**Listed entries:**
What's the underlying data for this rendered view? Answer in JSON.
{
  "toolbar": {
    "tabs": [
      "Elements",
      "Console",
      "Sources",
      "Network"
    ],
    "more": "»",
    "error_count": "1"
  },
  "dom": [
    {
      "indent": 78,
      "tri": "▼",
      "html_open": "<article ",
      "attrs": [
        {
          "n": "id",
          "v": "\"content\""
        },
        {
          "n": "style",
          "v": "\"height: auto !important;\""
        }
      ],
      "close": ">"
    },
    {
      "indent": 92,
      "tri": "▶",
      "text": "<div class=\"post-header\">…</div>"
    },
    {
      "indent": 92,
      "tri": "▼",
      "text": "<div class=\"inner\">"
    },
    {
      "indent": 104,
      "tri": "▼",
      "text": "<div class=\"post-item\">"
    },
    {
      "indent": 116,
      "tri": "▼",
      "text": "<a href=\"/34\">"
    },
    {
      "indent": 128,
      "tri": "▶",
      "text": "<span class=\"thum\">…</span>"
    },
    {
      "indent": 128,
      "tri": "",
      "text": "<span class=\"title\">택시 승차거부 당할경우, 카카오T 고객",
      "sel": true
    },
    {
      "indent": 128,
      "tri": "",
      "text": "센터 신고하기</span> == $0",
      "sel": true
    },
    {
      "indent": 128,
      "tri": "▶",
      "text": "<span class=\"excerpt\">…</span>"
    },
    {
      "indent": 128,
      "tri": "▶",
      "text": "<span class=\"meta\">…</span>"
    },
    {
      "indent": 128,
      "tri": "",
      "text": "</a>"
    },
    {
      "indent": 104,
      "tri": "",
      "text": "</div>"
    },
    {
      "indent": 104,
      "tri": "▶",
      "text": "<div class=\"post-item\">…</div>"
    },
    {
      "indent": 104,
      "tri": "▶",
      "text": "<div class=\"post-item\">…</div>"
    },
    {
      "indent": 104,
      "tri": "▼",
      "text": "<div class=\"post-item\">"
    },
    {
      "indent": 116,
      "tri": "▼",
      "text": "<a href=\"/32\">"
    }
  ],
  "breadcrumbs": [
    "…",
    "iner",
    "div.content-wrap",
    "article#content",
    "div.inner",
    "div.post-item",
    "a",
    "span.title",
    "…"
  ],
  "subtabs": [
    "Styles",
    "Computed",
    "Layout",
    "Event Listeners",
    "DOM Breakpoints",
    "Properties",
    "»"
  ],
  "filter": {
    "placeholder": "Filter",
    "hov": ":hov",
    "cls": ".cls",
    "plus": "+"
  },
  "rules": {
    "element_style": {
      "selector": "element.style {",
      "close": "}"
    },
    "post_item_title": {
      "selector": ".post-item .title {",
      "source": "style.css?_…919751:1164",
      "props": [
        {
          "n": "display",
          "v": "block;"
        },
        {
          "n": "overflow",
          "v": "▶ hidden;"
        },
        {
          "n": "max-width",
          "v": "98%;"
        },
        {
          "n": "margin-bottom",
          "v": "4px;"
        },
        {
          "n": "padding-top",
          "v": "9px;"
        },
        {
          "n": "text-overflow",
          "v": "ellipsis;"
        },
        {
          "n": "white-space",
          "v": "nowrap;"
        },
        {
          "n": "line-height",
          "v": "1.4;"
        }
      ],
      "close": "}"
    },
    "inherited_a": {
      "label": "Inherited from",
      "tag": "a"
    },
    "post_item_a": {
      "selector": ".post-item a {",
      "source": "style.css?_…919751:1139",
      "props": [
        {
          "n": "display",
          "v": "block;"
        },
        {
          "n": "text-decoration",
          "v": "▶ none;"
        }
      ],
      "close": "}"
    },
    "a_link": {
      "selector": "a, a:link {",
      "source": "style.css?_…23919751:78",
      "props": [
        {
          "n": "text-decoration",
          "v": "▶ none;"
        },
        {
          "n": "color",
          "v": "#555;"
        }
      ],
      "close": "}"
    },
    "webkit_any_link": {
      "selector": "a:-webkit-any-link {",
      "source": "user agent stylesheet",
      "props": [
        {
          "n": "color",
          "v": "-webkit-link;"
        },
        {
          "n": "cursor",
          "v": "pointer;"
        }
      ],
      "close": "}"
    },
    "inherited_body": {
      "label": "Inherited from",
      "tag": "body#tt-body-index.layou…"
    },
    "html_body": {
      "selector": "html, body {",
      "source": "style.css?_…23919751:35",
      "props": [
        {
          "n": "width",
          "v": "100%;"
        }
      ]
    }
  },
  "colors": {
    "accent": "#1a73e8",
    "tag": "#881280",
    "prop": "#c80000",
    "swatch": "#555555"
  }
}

**Required task:**
Repeat every line of the data, exactly and in full.

**The result:**
What's the underlying data for this rendered view? Answer in JSON.
{
  "toolbar": {
    "tabs": [
      "Elements",
      "Console",
      "Sources",
      "Network"
    ],
    "more": "»",
    "error_count": "1"
  },
  "dom": [
    {
      "indent": 78,
      "tri": "▼",
      "html_open": "<article ",
      "attrs": [
        {
          "n": "id",
          "v": "\"content\""
        },
        {
          "n": "style",
          "v": "\"height: auto !important;\""
        }
      ],
      "close": ">"
    },
    {
      "indent": 92,
      "tri": "▶",
      "text": "<div class=\"post-header\">…</div>"
    },
    {
      "indent": 92,
      "tri": "▼",
      "text": "<div class=\"inner\">"
    },
    {
      "indent": 104,
      "tri": "▼",
      "text": "<div class=\"post-item\">"
    },
    {
      "indent": 116,
      "tri": "▼",
      "text": "<a href=\"/34\">"
    },
    {
      "indent": 128,
      "tri": "▶",
      "text": "<span class=\"thum\">…</span>"
    },
    {
      "indent": 128,
      "tri": "",
      "text": "<span class=\"title\">택시 승차거부 당할경우, 카카오T 고객",
      "sel": true
    },
    {
      "indent": 128,
      "tri": "",
      "text": "센터 신고하기</span> == $0",
      "sel": true
    },
    {
      "indent": 128,
      "tri": "▶",
      "text": "<span class=\"excerpt\">…</span>"
    },
    {
      "indent": 128,
      "tri": "▶",
      "text": "<span class=\"meta\">…</span>"
    },
    {
      "indent": 128,
      "tri": "",
      "text": "</a>"
    },
    {
      "indent": 104,
      "tri": "",
      "text": "</div>"
    },
    {
      "indent": 104,
      "tri": "▶",
      "text": "<div class=\"post-item\">…</div>"
    },
    {
      "indent": 104,
      "tri": "▶",
      "text": "<div class=\"post-item\">…</div>"
    },
    {
      "indent": 104,
      "tri": "▼",
      "text": "<div class=\"post-item\">"
    },
    {
      "indent": 116,
      "tri": "▼",
      "text": "<a href=\"/32\">"
    }
  ],
  "breadcrumbs": [
    "…",
    "iner",
    "div.content-wrap",
    "article#content",
    "div.inner",
    "div.post-item",
    "a",
    "span.title",
    "…"
  ],
  "subtabs": [
    "Styles",
    "Computed",
    "Layout",
    "Event Listeners",
    "DOM Breakpoints",
    "Properties",
    "»"
  ],
  "filter": {
    "placeholder": "Filter",
    "hov": ":hov",
    "cls": ".cls",
    "plus": "+"
  },
  "rules": {
    "element_style": {
      "selector": "element.style {",
      "close": "}"
    },
    "post_item_title": {
      "selector": ".post-item .title {",
      "source": "style.css?_…919751:1164",
      "props": [
        {
          "n": "display",
          "v": "block;"
        },
        {
          "n": "overflow",
          "v": "▶ hidden;"
        },
        {
          "n": "max-width",
          "v": "98%;"
        },
        {
          "n": "margin-bottom",
          "v": "4px;"
        },
        {
          "n": "padding-top",
          "v": "9px;"
        },
        {
          "n": "text-overflow",
          "v": "ellipsis;"
        },
        {
          "n": "white-space",
          "v": "nowrap;"
        },
        {
          "n": "line-height",
          "v": "1.4;"
        }
      ],
      "close": "}"
    },
    "inherited_a": {
      "label": "Inherited from",
      "tag": "a"
    },
    "post_item_a": {
      "selector": ".post-item a {",
      "source": "style.css?_…919751:1139",
      "props": [
        {
          "n": "display",
          "v": "block;"
        },
        {
          "n": "text-decoration",
          "v": "▶ none;"
        }
      ],
      "close": "}"
    },
    "a_link": {
      "selector": "a, a:link {",
      "source": "style.css?_…23919751:78",
      "props": [
        {
          "n": "text-decoration",
          "v": "▶ none;"
        },
        {
          "n": "color",
          "v": "#555;"
        }
      ],
      "close": "}"
    },
    "webkit_any_link": {
      "selector": "a:-webkit-any-link {",
      "source": "user agent stylesheet",
      "props": [
        {
          "n": "color",
          "v": "-webkit-link;"
        },
        {
          "n": "cursor",
          "v": "pointer;"
        }
      ],
      "close": "}"
    },
    "inherited_body": {
      "label": "Inherited from",
      "tag": "body#tt-body-index.layou…"
    },
    "html_body": {
      "selector": "html, body {",
      "source": "style.css?_…23919751:35",
      "props": [
        {
          "n": "width",
          "v": "100%;"
        }
      ]
    }
  },
  "colors": {
    "accent": "#1a73e8",
    "tag": "#881280",
    "prop": "#c80000",
    "swatch": "#555555"
  }
}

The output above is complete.